**Data listing**
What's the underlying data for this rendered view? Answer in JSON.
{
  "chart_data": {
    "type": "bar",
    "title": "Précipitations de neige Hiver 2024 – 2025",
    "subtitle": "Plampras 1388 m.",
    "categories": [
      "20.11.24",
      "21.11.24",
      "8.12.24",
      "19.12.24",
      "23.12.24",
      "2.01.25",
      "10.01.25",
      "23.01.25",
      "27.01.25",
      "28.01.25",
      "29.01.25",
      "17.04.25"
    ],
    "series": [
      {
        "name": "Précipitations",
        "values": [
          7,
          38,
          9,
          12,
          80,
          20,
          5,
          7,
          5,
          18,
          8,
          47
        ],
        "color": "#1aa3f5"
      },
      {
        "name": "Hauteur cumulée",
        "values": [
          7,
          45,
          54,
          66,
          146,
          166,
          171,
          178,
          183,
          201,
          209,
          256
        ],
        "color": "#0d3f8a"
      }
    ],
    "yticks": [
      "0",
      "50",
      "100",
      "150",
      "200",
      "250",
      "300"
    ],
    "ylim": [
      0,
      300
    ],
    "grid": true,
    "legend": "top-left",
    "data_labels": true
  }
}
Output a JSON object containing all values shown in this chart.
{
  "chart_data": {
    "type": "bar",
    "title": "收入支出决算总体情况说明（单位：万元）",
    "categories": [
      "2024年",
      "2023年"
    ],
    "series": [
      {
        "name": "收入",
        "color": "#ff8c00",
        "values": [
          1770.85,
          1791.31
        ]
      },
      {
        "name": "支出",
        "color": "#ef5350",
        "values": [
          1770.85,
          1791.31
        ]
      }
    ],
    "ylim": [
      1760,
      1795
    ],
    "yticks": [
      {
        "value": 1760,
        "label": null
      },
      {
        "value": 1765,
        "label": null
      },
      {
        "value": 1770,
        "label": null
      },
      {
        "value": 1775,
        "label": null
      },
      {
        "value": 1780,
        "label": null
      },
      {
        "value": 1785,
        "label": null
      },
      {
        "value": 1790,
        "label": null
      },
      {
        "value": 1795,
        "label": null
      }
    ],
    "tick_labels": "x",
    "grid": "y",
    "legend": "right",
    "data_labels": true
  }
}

**Work instructions**
Pull out each line containing the word "color" and copy it.

**Exercise solution**
        "color": "#1aa3f5"
        "color": "#0d3f8a"
        "color": "#ff8c00",
        "color": "#ef5350",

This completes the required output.